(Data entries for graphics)
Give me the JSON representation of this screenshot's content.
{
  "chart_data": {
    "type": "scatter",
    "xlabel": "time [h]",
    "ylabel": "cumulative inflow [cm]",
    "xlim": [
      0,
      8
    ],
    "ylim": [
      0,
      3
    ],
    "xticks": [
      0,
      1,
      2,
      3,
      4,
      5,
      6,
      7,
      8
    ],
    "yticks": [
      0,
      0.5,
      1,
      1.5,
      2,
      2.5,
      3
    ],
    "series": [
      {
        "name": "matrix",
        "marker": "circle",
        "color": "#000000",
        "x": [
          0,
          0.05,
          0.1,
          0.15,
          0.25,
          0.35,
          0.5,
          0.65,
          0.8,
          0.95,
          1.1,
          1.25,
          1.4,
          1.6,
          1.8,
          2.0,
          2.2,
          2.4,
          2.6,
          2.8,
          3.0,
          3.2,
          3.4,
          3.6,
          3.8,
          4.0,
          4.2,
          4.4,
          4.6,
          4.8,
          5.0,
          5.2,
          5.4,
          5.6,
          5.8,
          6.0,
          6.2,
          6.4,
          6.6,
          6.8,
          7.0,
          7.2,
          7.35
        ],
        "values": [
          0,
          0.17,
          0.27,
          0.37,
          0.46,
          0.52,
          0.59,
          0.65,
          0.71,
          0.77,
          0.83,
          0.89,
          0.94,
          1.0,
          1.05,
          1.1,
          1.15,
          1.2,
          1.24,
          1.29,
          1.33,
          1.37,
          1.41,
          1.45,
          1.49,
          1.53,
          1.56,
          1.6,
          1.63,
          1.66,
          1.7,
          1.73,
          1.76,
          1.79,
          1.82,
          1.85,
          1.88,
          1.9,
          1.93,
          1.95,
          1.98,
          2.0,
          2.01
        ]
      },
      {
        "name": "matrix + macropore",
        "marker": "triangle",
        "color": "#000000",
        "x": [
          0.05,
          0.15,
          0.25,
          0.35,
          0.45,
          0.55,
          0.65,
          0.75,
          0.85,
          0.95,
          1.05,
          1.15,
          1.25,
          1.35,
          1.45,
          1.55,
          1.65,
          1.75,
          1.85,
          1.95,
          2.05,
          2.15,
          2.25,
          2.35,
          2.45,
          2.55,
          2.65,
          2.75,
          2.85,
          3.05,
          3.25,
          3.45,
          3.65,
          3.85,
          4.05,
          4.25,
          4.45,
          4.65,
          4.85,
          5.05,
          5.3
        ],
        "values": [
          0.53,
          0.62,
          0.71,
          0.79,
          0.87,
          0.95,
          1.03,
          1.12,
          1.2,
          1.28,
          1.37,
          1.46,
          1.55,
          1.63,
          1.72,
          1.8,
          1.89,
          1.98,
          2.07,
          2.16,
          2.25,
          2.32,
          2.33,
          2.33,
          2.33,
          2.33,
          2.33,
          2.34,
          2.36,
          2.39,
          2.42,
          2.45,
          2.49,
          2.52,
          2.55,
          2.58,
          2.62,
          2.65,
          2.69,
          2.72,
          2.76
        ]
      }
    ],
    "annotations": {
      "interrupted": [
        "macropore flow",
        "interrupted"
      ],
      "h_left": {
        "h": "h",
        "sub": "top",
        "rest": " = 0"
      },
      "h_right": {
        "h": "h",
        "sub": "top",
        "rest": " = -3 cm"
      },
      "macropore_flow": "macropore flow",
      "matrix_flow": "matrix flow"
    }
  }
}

What you should do:
Please restate the records in full, word for word.

Answer below:
Give me the JSON representation of this screenshot's content.
{
  "chart_data": {
    "type": "scatter",
    "xlabel": "time [h]",
    "ylabel": "cumulative inflow [cm]",
    "xlim": [
      0,
      8
    ],
    "ylim": [
      0,
      3
    ],
    "xticks": [
      0,
      1,
      2,
      3,
      4,
      5,
      6,
      7,
      8
    ],
    "yticks": [
      0,
      0.5,
      1,
      1.5,
      2,
      2.5,
      3
    ],
    "series": [
      {
        "name": "matrix",
        "marker": "circle",
        "color": "#000000",
        "x": [
          0,
          0.05,
          0.1,
          0.15,
          0.25,
          0.35,
          0.5,
          0.65,
          0.8,
          0.95,
          1.1,
          1.25,
          1.4,
          1.6,
          1.8,
          2.0,
          2.2,
          2.4,
          2.6,
          2.8,
          3.0,
          3.2,
          3.4,
          3.6,
          3.8,
          4.0,
          4.2,
          4.4,
          4.6,
          4.8,
          5.0,
          5.2,
          5.4,
          5.6,
          5.8,
          6.0,
          6.2,
          6.4,
          6.6,
          6.8,
          7.0,
          7.2,
          7.35
        ],
        "values": [
          0,
          0.17,
          0.27,
          0.37,
          0.46,
          0.52,
          0.59,
          0.65,
          0.71,
          0.77,
          0.83,
          0.89,
          0.94,
          1.0,
          1.05,
          1.1,
          1.15,
          1.2,
          1.24,
          1.29,
          1.33,
          1.37,
          1.41,
          1.45,
          1.49,
          1.53,
          1.56,
          1.6,
          1.63,
          1.66,
          1.7,
          1.73,
          1.76,
          1.79,
          1.82,
          1.85,
          1.88,
          1.9,
          1.93,
          1.95,
          1.98,
          2.0,
          2.01
        ]
      },
      {
        "name": "matrix + macropore",
        "marker": "triangle",
        "color": "#000000",
        "x": [
          0.05,
          0.15,
          0.25,
          0.35,
          0.45,
          0.55,
          0.65,
          0.75,
          0.85,
          0.95,
          1.05,
          1.15,
          1.25,
          1.35,
          1.45,
          1.55,
          1.65,
          1.75,
          1.85,
          1.95,
          2.05,
          2.15,
          2.25,
          2.35,
          2.45,
          2.55,
          2.65,
          2.75,
          2.85,
          3.05,
          3.25,
          3.45,
          3.65,
          3.85,
          4.05,
          4.25,
          4.45,
          4.65,
          4.85,
          5.05,
          5.3
        ],
        "values": [
          0.53,
          0.62,
          0.71,
          0.79,
          0.87,
          0.95,
          1.03,
          1.12,
          1.2,
          1.28,
          1.37,
          1.46,
          1.55,
          1.63,
          1.72,
          1.8,
          1.89,
          1.98,
          2.07,
          2.16,
          2.25,
          2.32,
          2.33,
          2.33,
          2.33,
          2.33,
          2.33,
          2.34,
          2.36,
          2.39,
          2.42,
          2.45,
          2.49,
          2.52,
          2.55,
          2.58,
          2.62,
          2.65,
          2.69,
          2.72,
          2.76
        ]
      }
    ],
    "annotations": {
      "interrupted": [
        "macropore flow",
        "interrupted"
      ],
      "h_left": {
        "h": "h",
        "sub": "top",
        "rest": " = 0"
      },
      "h_right": {
        "h": "h",
        "sub": "top",
        "rest": " = -3 cm"
      },
      "macropore_flow": "macropore flow",
      "matrix_flow": "matrix flow"
    }
  }
}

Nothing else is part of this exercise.